THE REQUEST: Select every line below containing the word "structured".

ENTRIES PROVIDED:
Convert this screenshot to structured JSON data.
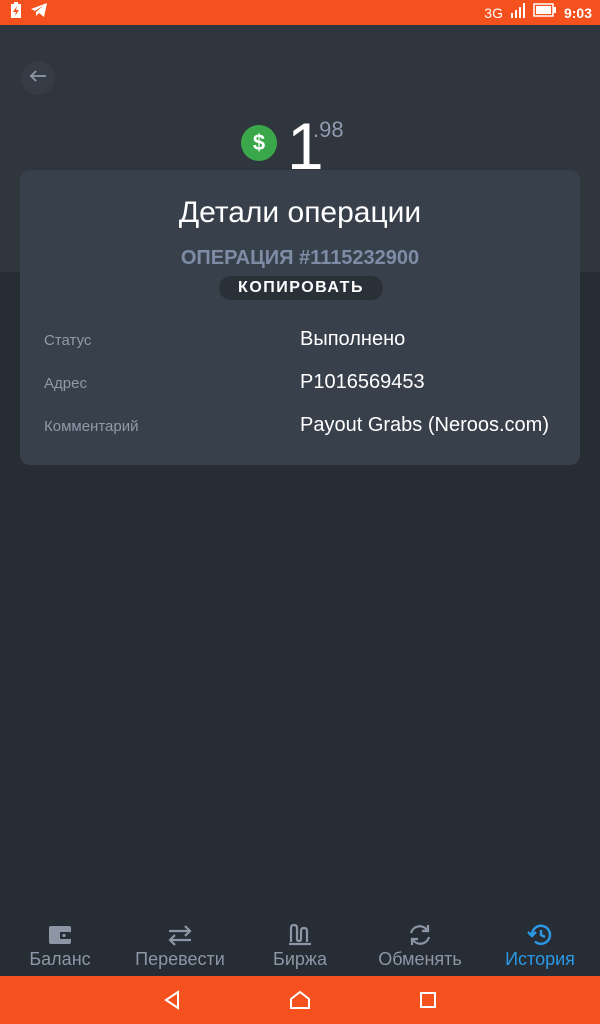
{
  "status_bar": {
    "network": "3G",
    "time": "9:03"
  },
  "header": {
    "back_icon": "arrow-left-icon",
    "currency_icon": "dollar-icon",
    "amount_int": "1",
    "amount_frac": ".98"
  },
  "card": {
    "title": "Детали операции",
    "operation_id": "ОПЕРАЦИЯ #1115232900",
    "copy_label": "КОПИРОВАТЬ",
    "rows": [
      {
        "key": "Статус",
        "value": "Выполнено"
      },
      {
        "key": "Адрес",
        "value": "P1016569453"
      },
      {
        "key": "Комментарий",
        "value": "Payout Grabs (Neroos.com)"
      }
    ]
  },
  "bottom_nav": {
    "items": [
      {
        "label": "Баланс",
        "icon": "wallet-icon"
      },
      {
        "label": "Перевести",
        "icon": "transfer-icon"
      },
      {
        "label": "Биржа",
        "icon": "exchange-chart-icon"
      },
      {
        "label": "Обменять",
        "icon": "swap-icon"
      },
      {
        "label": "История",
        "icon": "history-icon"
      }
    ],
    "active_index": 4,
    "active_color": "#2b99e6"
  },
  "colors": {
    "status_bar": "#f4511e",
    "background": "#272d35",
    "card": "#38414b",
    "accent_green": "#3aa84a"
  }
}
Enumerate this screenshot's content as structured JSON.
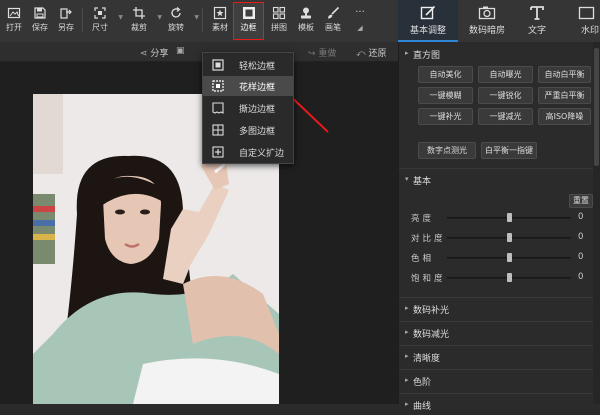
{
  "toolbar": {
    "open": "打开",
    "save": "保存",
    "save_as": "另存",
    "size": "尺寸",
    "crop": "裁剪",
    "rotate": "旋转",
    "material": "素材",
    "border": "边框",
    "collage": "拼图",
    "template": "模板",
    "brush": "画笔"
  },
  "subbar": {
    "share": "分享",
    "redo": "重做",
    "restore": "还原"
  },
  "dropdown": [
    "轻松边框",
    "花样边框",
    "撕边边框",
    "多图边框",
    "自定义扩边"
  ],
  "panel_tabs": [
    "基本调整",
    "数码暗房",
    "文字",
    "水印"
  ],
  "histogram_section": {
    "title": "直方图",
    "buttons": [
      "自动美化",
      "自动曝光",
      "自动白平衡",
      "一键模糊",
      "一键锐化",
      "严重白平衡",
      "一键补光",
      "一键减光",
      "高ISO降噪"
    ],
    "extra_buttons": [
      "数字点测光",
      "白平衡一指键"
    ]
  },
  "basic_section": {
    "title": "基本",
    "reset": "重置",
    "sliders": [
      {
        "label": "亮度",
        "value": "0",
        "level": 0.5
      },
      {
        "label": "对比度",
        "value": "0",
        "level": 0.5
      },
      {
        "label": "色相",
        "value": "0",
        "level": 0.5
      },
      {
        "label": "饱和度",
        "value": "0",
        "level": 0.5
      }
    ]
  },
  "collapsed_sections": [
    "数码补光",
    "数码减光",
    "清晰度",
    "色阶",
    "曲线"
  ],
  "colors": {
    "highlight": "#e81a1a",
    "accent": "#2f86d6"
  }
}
...
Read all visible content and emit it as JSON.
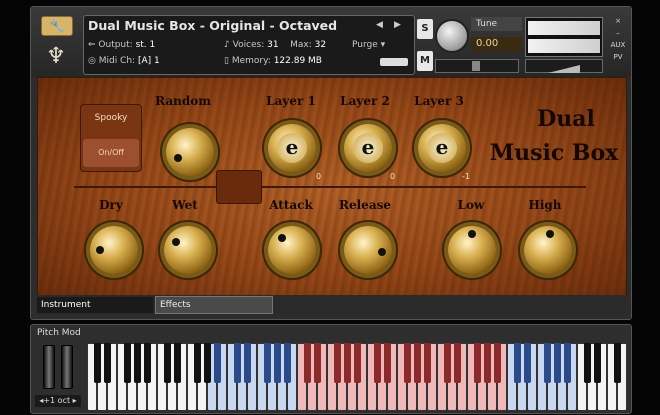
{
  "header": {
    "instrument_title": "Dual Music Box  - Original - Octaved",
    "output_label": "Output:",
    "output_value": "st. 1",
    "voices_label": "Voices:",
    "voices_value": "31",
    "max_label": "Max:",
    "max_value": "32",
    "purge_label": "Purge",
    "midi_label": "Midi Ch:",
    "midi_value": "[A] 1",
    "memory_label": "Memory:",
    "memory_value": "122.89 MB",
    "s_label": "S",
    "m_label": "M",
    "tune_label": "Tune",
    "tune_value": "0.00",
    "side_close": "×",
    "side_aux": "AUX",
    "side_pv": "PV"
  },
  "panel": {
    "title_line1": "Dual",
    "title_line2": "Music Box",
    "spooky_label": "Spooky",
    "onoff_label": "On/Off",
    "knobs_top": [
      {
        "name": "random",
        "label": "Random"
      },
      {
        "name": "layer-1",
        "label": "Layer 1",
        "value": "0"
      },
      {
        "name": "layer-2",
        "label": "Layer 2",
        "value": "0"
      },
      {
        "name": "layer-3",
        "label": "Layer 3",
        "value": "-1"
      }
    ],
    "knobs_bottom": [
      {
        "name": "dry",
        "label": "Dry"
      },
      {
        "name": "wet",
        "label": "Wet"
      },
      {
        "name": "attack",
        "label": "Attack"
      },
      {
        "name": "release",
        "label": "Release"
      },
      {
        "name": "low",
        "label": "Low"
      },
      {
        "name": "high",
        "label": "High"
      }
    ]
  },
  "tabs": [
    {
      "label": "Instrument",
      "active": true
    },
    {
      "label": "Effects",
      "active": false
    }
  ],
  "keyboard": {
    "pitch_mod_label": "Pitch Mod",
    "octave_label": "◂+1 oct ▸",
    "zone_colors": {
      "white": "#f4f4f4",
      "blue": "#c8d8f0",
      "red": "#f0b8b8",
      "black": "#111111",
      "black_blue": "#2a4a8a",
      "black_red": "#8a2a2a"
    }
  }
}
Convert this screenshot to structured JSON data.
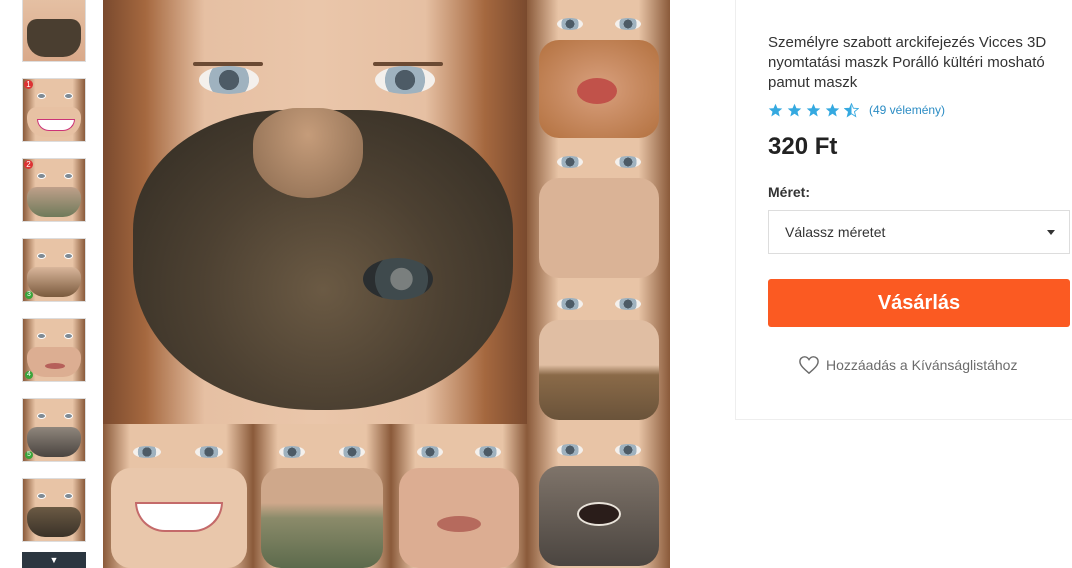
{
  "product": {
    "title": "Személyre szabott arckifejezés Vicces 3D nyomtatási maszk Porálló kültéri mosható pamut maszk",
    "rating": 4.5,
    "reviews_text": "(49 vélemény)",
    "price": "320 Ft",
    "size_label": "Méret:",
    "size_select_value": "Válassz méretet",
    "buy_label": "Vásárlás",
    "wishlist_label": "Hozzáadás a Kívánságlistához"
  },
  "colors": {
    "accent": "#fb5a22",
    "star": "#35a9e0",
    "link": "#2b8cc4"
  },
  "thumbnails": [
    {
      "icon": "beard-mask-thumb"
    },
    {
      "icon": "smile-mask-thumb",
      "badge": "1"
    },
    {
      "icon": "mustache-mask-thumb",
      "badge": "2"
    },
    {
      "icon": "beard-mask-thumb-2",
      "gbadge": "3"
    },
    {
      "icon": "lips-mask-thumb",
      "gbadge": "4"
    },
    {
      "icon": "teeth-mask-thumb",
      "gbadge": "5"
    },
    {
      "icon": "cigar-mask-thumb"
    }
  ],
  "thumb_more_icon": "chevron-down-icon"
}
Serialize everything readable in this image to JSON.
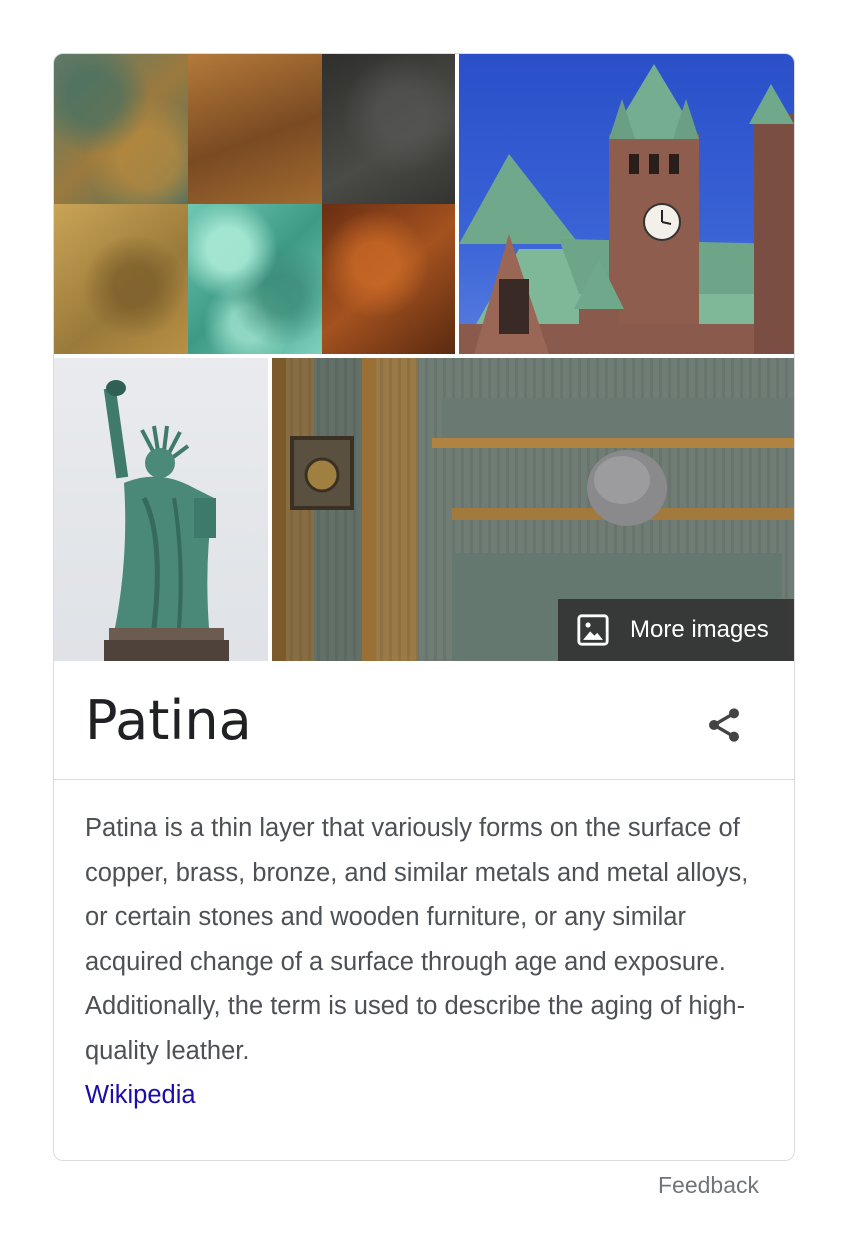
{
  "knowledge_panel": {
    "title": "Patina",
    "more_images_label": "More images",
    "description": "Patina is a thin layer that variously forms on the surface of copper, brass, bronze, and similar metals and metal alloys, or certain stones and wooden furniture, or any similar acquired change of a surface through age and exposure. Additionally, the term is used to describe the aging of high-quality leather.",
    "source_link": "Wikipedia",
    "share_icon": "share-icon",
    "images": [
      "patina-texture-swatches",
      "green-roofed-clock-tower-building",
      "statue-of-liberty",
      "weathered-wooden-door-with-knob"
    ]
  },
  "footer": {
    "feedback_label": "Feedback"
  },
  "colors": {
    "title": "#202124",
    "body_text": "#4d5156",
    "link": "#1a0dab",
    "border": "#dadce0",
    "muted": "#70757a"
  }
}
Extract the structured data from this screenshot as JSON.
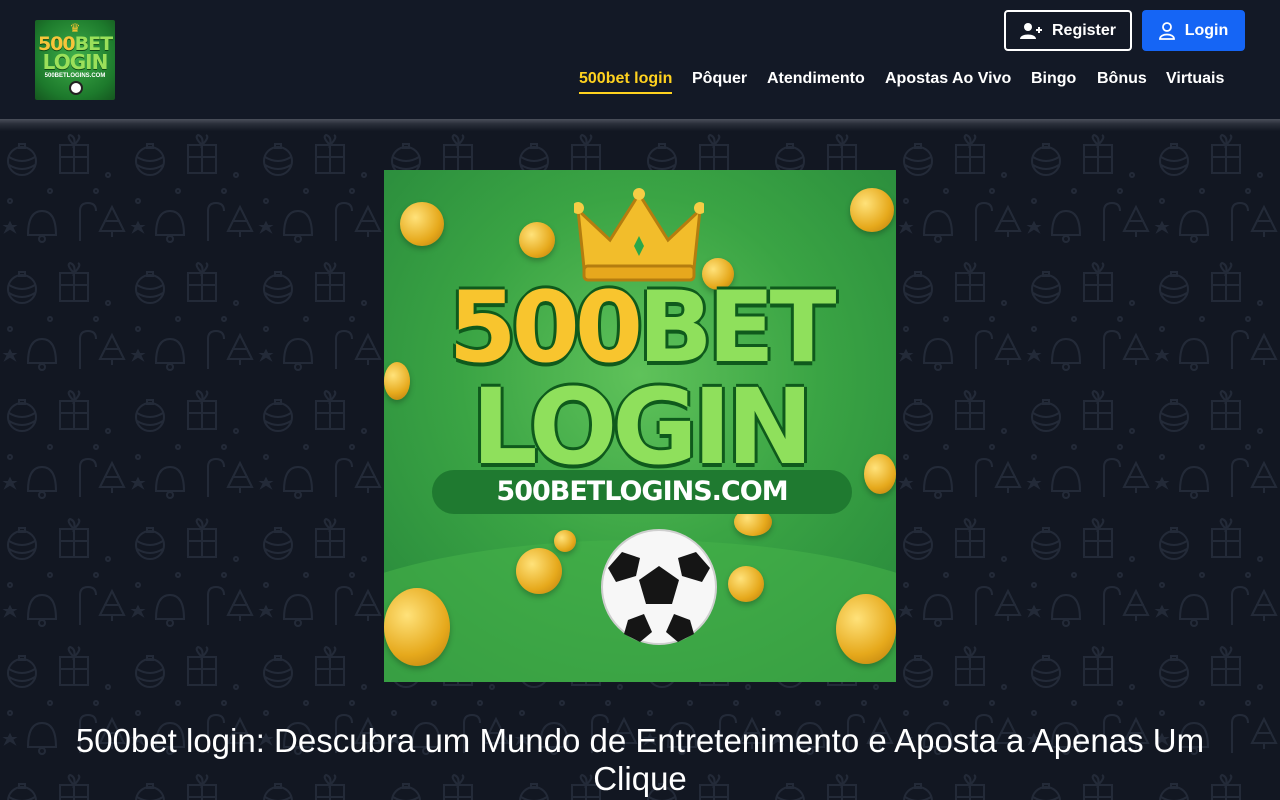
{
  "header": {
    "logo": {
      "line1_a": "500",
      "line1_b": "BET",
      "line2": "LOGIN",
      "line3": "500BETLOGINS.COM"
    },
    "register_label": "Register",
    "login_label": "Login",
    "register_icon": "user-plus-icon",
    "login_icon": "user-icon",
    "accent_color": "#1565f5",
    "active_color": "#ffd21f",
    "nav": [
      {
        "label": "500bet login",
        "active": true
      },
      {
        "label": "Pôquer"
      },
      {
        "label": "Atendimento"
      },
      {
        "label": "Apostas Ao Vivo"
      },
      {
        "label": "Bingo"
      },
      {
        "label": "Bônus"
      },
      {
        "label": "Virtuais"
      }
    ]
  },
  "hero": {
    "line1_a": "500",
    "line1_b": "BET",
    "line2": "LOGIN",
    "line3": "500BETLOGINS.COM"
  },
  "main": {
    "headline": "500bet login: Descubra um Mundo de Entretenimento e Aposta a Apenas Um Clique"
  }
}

SOLUTION TO THE PROBLEM:
Convert this screenshot to structured JSON data.
Enumerate this screenshot's content as structured JSON.
Convert this screenshot to structured JSON data.
Extract the structured data from this screenshot as JSON.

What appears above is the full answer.